Given request: Pictures do not belong in the copy; transcribe everything else in the records exactly.

Data excerpts
[BEGIN]

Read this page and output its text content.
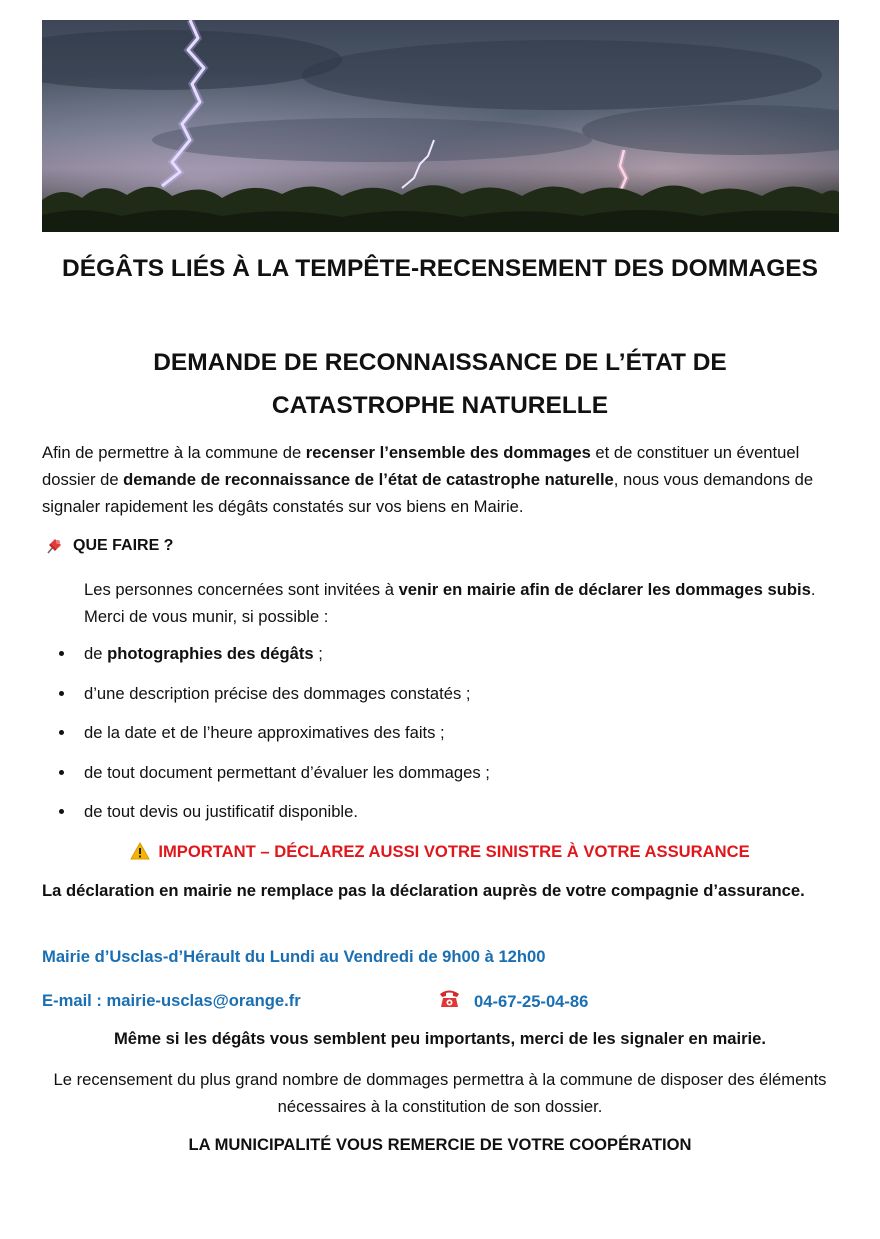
DÉGÂTS LIÉS À LA TEMPÊTE-RECENSEMENT DES DOMMAGES
DEMANDE DE RECONNAISSANCE DE L’ÉTAT DE CATASTROPHE NATURELLE

Afin de permettre à la commune de recenser l’ensemble des dommages et de constituer un éventuel dossier de demande de reconnaissance de l’état de catastrophe naturelle, nous vous demandons de signaler rapidement les dégâts constatés sur vos biens en Mairie.

QUE FAIRE ?

Les personnes concernées sont invitées à venir en mairie afin de déclarer les dommages subis. Merci de vous munir, si possible :

de photographies des dégâts ;
d’une description précise des dommages constatés ;
de la date et de l’heure approximatives des faits ;
de tout document permettant d’évaluer les dommages ;
de tout devis ou justificatif disponible.
IMPORTANT – DÉCLAREZ AUSSI VOTRE SINISTRE À VOTRE ASSURANCE

La déclaration en mairie ne remplace pas la déclaration auprès de votre compagnie d’assurance.

Mairie d’Usclas-d’Hérault du Lundi au Vendredi de 9h00 à 12h00
E-mail : mairie-usclas@orange.fr	04-67-25-04-86

Même si les dégâts vous semblent peu importants, merci de les signaler en mairie.

Le recensement du plus grand nombre de dommages permettra à la commune de disposer des éléments nécessaires à la constitution de son dossier.

LA MUNICIPALITÉ VOUS REMERCIE DE VOTRE COOPÉRATION
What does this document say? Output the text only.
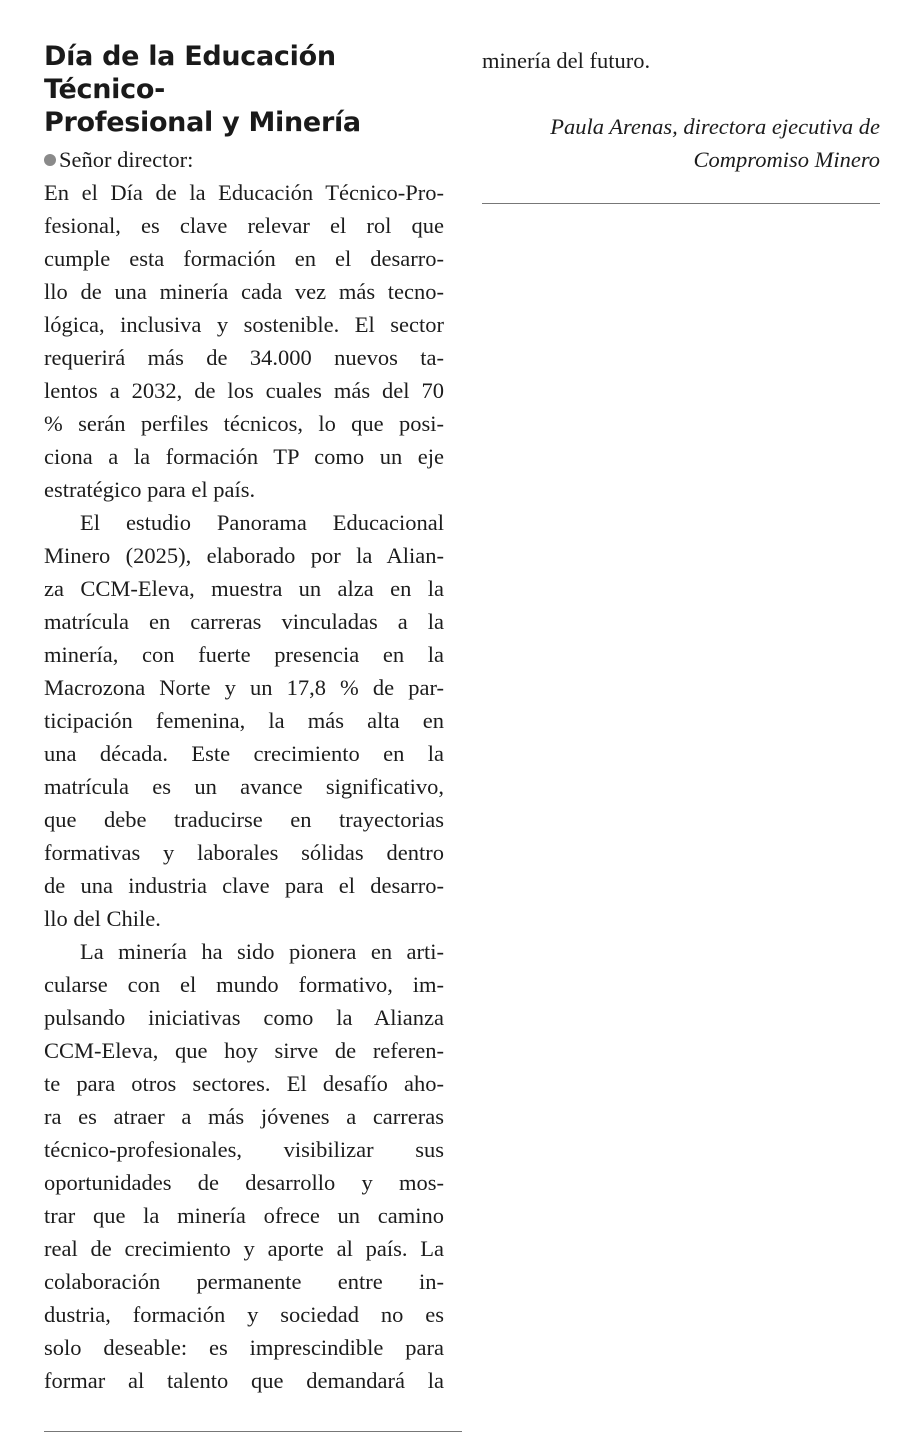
Día de la Educación Técnico-
Profesional y Minería
Señor director:
En el Día de la Educación Técnico-Pro-
fesional, es clave relevar el rol que
cumple esta formación en el desarro-
llo de una minería cada vez más tecno-
lógica, inclusiva y sostenible. El sector
requerirá más de 34.000 nuevos ta-
lentos a 2032, de los cuales más del 70
% serán perfiles técnicos, lo que posi-
ciona a la formación TP como un eje
estratégico para el país.
El estudio Panorama Educacional
Minero (2025), elaborado por la Alian-
za CCM-Eleva, muestra un alza en la
matrícula en carreras vinculadas a la
minería, con fuerte presencia en la
Macrozona Norte y un 17,8 % de par-
ticipación femenina, la más alta en
una década. Este crecimiento en la
matrícula es un avance significativo,
que debe traducirse en trayectorias
formativas y laborales sólidas dentro
de una industria clave para el desarro-
llo del Chile.
La minería ha sido pionera en arti-
cularse con el mundo formativo, im-
pulsando iniciativas como la Alianza
CCM-Eleva, que hoy sirve de referen-
te para otros sectores. El desafío aho-
ra es atraer a más jóvenes a carreras
técnico-profesionales, visibilizar sus
oportunidades de desarrollo y mos-
trar que la minería ofrece un camino
real de crecimiento y aporte al país. La
colaboración permanente entre in-
dustria, formación y sociedad no es
solo deseable: es imprescindible para
formar al talento que demandará la
minería del futuro.
Paula Arenas, directora ejecutiva de
Compromiso Minero
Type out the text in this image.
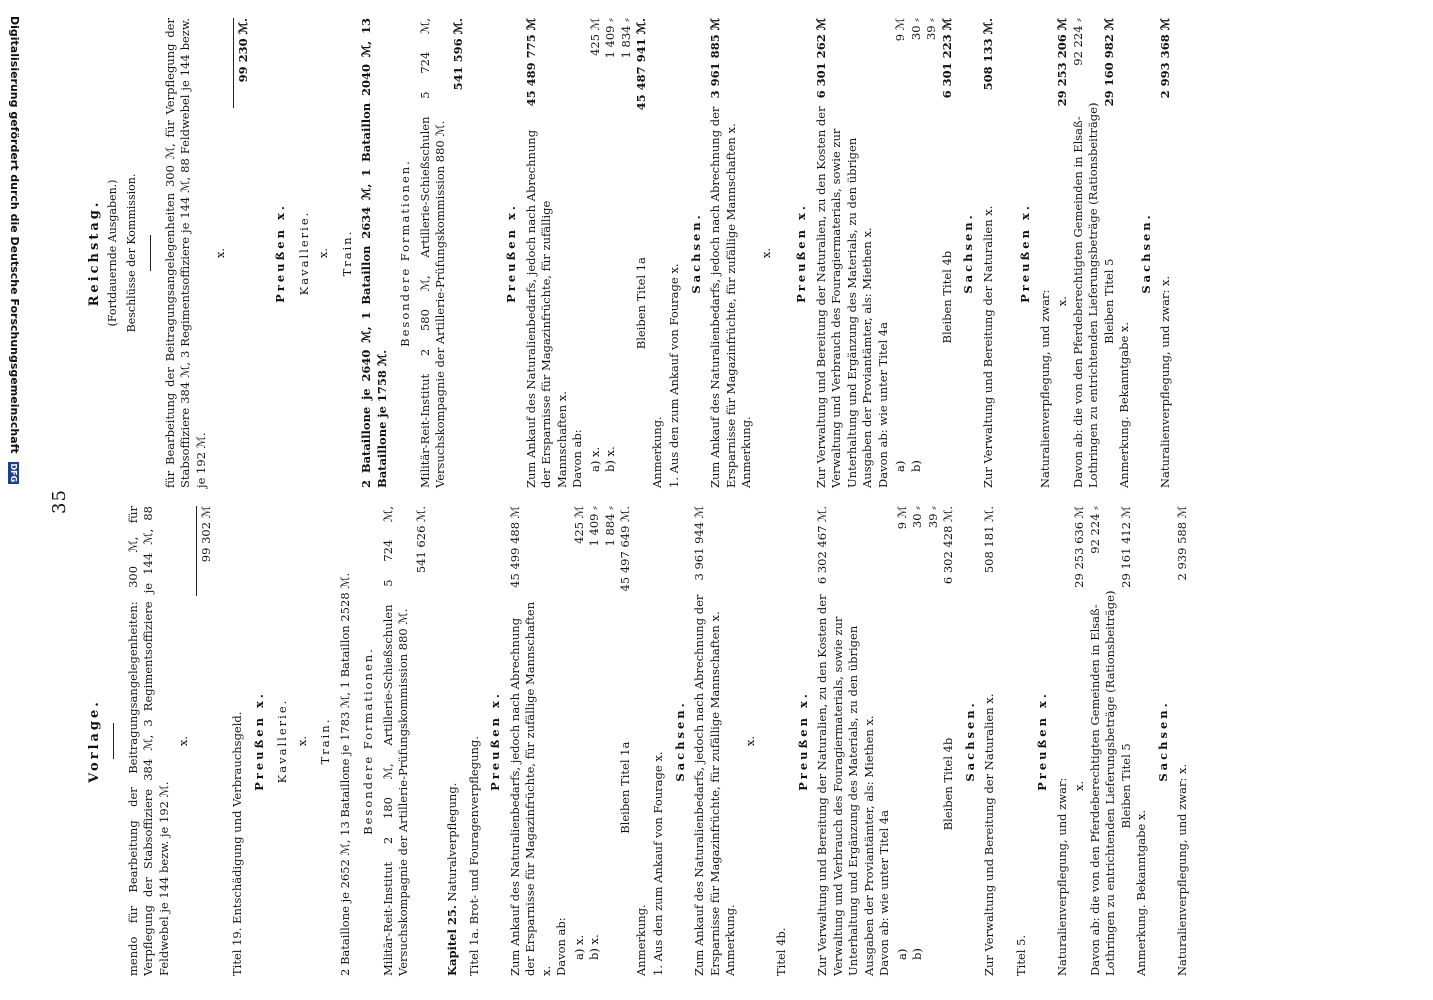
35
Vorlage. mendo für Bearbeitung der Beitragungsangelegenheiten: 300 ℳ, für Verpflegung der Stabsoffiziere 384 ℳ, 3 Regimentsoffiziere je 144 ℳ, 88 Feldwebel je 144 bezw. je 192 ℳ.

x.
99 302 ℳ
Titel 19. Entschädigung und Verbrauchsgeld. Preußen x. Kavallerie. x. Train. 2 Bataillone je 2652 ℳ, 13 Bataillone je 1783 ℳ, 1 Bataillon 2528 ℳ. Besondere Formationen. Militär-Reit-Institut 2 180 ℳ, Artillerie-Schießschulen 5 724 ℳ, Versuchskompagnie der Artillerie-Prüfungskommission 880 ℳ.

541 626 ℳ.
Kapitel 25. Naturalverpflegung. Titel 1a. Brot- und Fouragenverpflegung. Preußen x. Zum Ankauf des Naturalienbedarfs, jedoch nach Abrechnung der Ersparnisse für Magazinfrüchte, für zufällige Mannschaften x.
45 499 488 ℳ
Davon ab: a) x.
425 ℳ
b) x.
1 409 ⸗ 1 884 ⸗
Bleiben Titel 1a
45 497 649 ℳ.
Anmerkung. 1. Aus den zum Ankauf von Fourage x.
Sachsen. Zum Ankauf des Naturalienbedarfs, jedoch nach Abrechnung der Ersparnisse für Magazinfrüchte, für zufällige Mannschaften x.
3 961 944 ℳ
Anmerkung.
x.
Titel 4b.
Preußen x. Zur Verwaltung und Bereitung der Naturalien, zu den Kosten der Verwaltung und Verbrauch des Fouragiermaterials, sowie zur Unterhaltung und Ergänzung des Materials, zu den übrigen Ausgaben der Proviantämter, als: Miethen x.
6 302 467 ℳ.
Davon ab: wie unter Titel 4a a)
9 ℳ
b)
30 ⸗ 39 ⸗
Bleiben Titel 4b
6 302 428 ℳ.
Sachsen. Zur Verwaltung und Bereitung der Naturalien x.
508 181 ℳ.
Titel 5.
Preußen x.
Naturalienverpflegung, und zwar: x.
29 253 636 ℳ
Davon ab: die von den Pferdeberechtigten Gemeinden in Elsaß-Lothringen zu entrichtenden Lieferungsbeträge (Rationsbeiträge)
92 224 ⸗
Bleiben Titel 5
29 161 412 ℳ
Anmerkung. Bekanntgabe x.
Sachsen.
Naturalienverpflegung, und zwar: x.
2 939 588 ℳ
Reichstag. (Fortdauernde Ausgaben.) Beschlüsse der Kommission. für Bearbeitung der Beitragungsangelegenheiten 300 ℳ, für Verpflegung der Stabsoffiziere 384 ℳ, 3 Regimentsoffiziere je 144 ℳ, 88 Feldwebel je 144 bezw. je 192 ℳ.

x.
99 230 ℳ.
Preußen x. Kavallerie. x. Train. 2 Bataillone je 2640 ℳ, 1 Bataillon 2634 ℳ, 1 Bataillon 2040 ℳ, 13 Bataillone je 1758 ℳ.

Besondere Formationen. Militär-Reit-Institut 2 580 ℳ, Artillerie-Schießschulen 5 724 ℳ, Versuchskompagnie der Artillerie-Prüfungskommission 880 ℳ.

541 596 ℳ.
Preußen x. Zum Ankauf des Naturalienbedarfs, jedoch nach Abrechnung der Ersparnisse für Magazinfrüchte, für zufällige Mannschaften x.
45 489 775 ℳ
Davon ab: a) x.
425 ℳ
b) x.
1 409 ⸗ 1 834 ⸗
Bleiben Titel 1a
45 487 941 ℳ.
Anmerkung. 1. Aus den zum Ankauf von Fourage x.
Sachsen. Zum Ankauf des Naturalienbedarfs, jedoch nach Abrechnung der Ersparnisse für Magazinfrüchte, für zufällige Mannschaften x.
3 961 885 ℳ
Anmerkung.
x. Preußen x. Zur Verwaltung und Bereitung der Naturalien, zu den Kosten der Verwaltung und Verbrauch des Fouragiermaterials, sowie zur Unterhaltung und Ergänzung des Materials, zu den übrigen Ausgaben der Proviantämter, als: Miethen x.
6 301 262 ℳ
Davon ab: wie unter Titel 4a a)
9 ℳ
b)
30 ⸗ 39 ⸗
Bleiben Titel 4b
6 301 223 ℳ
Sachsen. Zur Verwaltung und Bereitung der Naturalien x.
508 133 ℳ.
Preußen x.
Naturalienverpflegung, und zwar: x.
29 253 206 ℳ
Davon ab: die von den Pferdeberechtigten Gemeinden in Elsaß-Lothringen zu entrichtenden Lieferungsbeträge (Rationsbeiträge)
92 224 ⸗
Bleiben Titel 5
29 160 982 ℳ
Anmerkung. Bekanntgabe x.
Sachsen.
Naturalienverpflegung, und zwar: x.
2 993 368 ℳ
Digitalisierung gefördert durch die Deutsche Forschungsgemeinschaft DFG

[END]

Exercise output:
Read this page and output its text content.
DÉGÂTS LIÉS À LA TEMPÊTE-RECENSEMENT DES DOMMAGES
DEMANDE DE RECONNAISSANCE DE L’ÉTAT DE CATASTROPHE NATURELLE

Afin de permettre à la commune de recenser l’ensemble des dommages et de constituer un éventuel dossier de demande de reconnaissance de l’état de catastrophe naturelle, nous vous demandons de signaler rapidement les dégâts constatés sur vos biens en Mairie.

QUE FAIRE ?

Les personnes concernées sont invitées à venir en mairie afin de déclarer les dommages subis. Merci de vous munir, si possible :

de photographies des dégâts ;
d’une description précise des dommages constatés ;
de la date et de l’heure approximatives des faits ;
de tout document permettant d’évaluer les dommages ;
de tout devis ou justificatif disponible.
IMPORTANT – DÉCLAREZ AUSSI VOTRE SINISTRE À VOTRE ASSURANCE

La déclaration en mairie ne remplace pas la déclaration auprès de votre compagnie d’assurance.

Mairie d’Usclas-d’Hérault du Lundi au Vendredi de 9h00 à 12h00
E-mail : mairie-usclas@orange.fr	04-67-25-04-86

Même si les dégâts vous semblent peu importants, merci de les signaler en mairie.

Le recensement du plus grand nombre de dommages permettra à la commune de disposer des éléments nécessaires à la constitution de son dossier.

LA MUNICIPALITÉ VOUS REMERCIE DE VOTRE COOPÉRATION
What does this document say? Output the text only.
Día de la Educación Técnico-
Profesional y Minería
Señor director:
En el Día de la Educación Técnico-Pro-
fesional, es clave relevar el rol que
cumple esta formación en el desarro-
llo de una minería cada vez más tecno-
lógica, inclusiva y sostenible. El sector
requerirá más de 34.000 nuevos ta-
lentos a 2032, de los cuales más del 70
% serán perfiles técnicos, lo que posi-
ciona a la formación TP como un eje
estratégico para el país.
El estudio Panorama Educacional
Minero (2025), elaborado por la Alian-
za CCM-Eleva, muestra un alza en la
matrícula en carreras vinculadas a la
minería, con fuerte presencia en la
Macrozona Norte y un 17,8 % de par-
ticipación femenina, la más alta en
una década. Este crecimiento en la
matrícula es un avance significativo,
que debe traducirse en trayectorias
formativas y laborales sólidas dentro
de una industria clave para el desarro-
llo del Chile.
La minería ha sido pionera en arti-
cularse con el mundo formativo, im-
pulsando iniciativas como la Alianza
CCM-Eleva, que hoy sirve de referen-
te para otros sectores. El desafío aho-
ra es atraer a más jóvenes a carreras
técnico-profesionales, visibilizar sus
oportunidades de desarrollo y mos-
trar que la minería ofrece un camino
real de crecimiento y aporte al país. La
colaboración permanente entre in-
dustria, formación y sociedad no es
solo deseable: es imprescindible para
formar al talento que demandará la
minería del futuro.
Paula Arenas, directora ejecutiva de
Compromiso Minero
Type out the text in this image.
35
Vorlage. mendo für Bearbeitung der Beitragungsangelegenheiten: 300 ℳ, für Verpflegung der Stabsoffiziere 384 ℳ, 3 Regimentsoffiziere je 144 ℳ, 88 Feldwebel je 144 bezw. je 192 ℳ.

x.
99 302 ℳ
Titel 19. Entschädigung und Verbrauchsgeld. Preußen x. Kavallerie. x. Train. 2 Bataillone je 2652 ℳ, 13 Bataillone je 1783 ℳ, 1 Bataillon 2528 ℳ. Besondere Formationen. Militär-Reit-Institut 2 180 ℳ, Artillerie-Schießschulen 5 724 ℳ, Versuchskompagnie der Artillerie-Prüfungskommission 880 ℳ.

541 626 ℳ.
Kapitel 25. Naturalverpflegung. Titel 1a. Brot- und Fouragenverpflegung. Preußen x. Zum Ankauf des Naturalienbedarfs, jedoch nach Abrechnung der Ersparnisse für Magazinfrüchte, für zufällige Mannschaften x.
45 499 488 ℳ
Davon ab: a) x.
425 ℳ
b) x.
1 409 ⸗ 1 884 ⸗
Bleiben Titel 1a
45 497 649 ℳ.
Anmerkung. 1. Aus den zum Ankauf von Fourage x.
Sachsen. Zum Ankauf des Naturalienbedarfs, jedoch nach Abrechnung der Ersparnisse für Magazinfrüchte, für zufällige Mannschaften x.
3 961 944 ℳ
Anmerkung.
x.
Titel 4b.
Preußen x. Zur Verwaltung und Bereitung der Naturalien, zu den Kosten der Verwaltung und Verbrauch des Fouragiermaterials, sowie zur Unterhaltung und Ergänzung des Materials, zu den übrigen Ausgaben der Proviantämter, als: Miethen x.
6 302 467 ℳ.
Davon ab: wie unter Titel 4a a)
9 ℳ
b)
30 ⸗ 39 ⸗
Bleiben Titel 4b
6 302 428 ℳ.
Sachsen. Zur Verwaltung und Bereitung der Naturalien x.
508 181 ℳ.
Titel 5.
Preußen x.
Naturalienverpflegung, und zwar: x.
29 253 636 ℳ
Davon ab: die von den Pferdeberechtigten Gemeinden in Elsaß-Lothringen zu entrichtenden Lieferungsbeträge (Rationsbeiträge)
92 224 ⸗
Bleiben Titel 5
29 161 412 ℳ
Anmerkung. Bekanntgabe x.
Sachsen.
Naturalienverpflegung, und zwar: x.
2 939 588 ℳ
Reichstag. (Fortdauernde Ausgaben.) Beschlüsse der Kommission. für Bearbeitung der Beitragungsangelegenheiten 300 ℳ, für Verpflegung der Stabsoffiziere 384 ℳ, 3 Regimentsoffiziere je 144 ℳ, 88 Feldwebel je 144 bezw. je 192 ℳ.

x.
99 230 ℳ.
Preußen x. Kavallerie. x. Train. 2 Bataillone je 2640 ℳ, 1 Bataillon 2634 ℳ, 1 Bataillon 2040 ℳ, 13 Bataillone je 1758 ℳ.

Besondere Formationen. Militär-Reit-Institut 2 580 ℳ, Artillerie-Schießschulen 5 724 ℳ, Versuchskompagnie der Artillerie-Prüfungskommission 880 ℳ.

541 596 ℳ.
Preußen x. Zum Ankauf des Naturalienbedarfs, jedoch nach Abrechnung der Ersparnisse für Magazinfrüchte, für zufällige Mannschaften x.
45 489 775 ℳ
Davon ab: a) x.
425 ℳ
b) x.
1 409 ⸗ 1 834 ⸗
Bleiben Titel 1a
45 487 941 ℳ.
Anmerkung. 1. Aus den zum Ankauf von Fourage x.
Sachsen. Zum Ankauf des Naturalienbedarfs, jedoch nach Abrechnung der Ersparnisse für Magazinfrüchte, für zufällige Mannschaften x.
3 961 885 ℳ
Anmerkung.
x. Preußen x. Zur Verwaltung und Bereitung der Naturalien, zu den Kosten der Verwaltung und Verbrauch des Fouragiermaterials, sowie zur Unterhaltung und Ergänzung des Materials, zu den übrigen Ausgaben der Proviantämter, als: Miethen x.
6 301 262 ℳ
Davon ab: wie unter Titel 4a a)
9 ℳ
b)
30 ⸗ 39 ⸗
Bleiben Titel 4b
6 301 223 ℳ
Sachsen. Zur Verwaltung und Bereitung der Naturalien x.
508 133 ℳ.
Preußen x.
Naturalienverpflegung, und zwar: x.
29 253 206 ℳ
Davon ab: die von den Pferdeberechtigten Gemeinden in Elsaß-Lothringen zu entrichtenden Lieferungsbeträge (Rationsbeiträge)
92 224 ⸗
Bleiben Titel 5
29 160 982 ℳ
Anmerkung. Bekanntgabe x.
Sachsen.
Naturalienverpflegung, und zwar: x.
2 993 368 ℳ
Digitalisierung gefördert durch die Deutsche Forschungsgemeinschaft DFG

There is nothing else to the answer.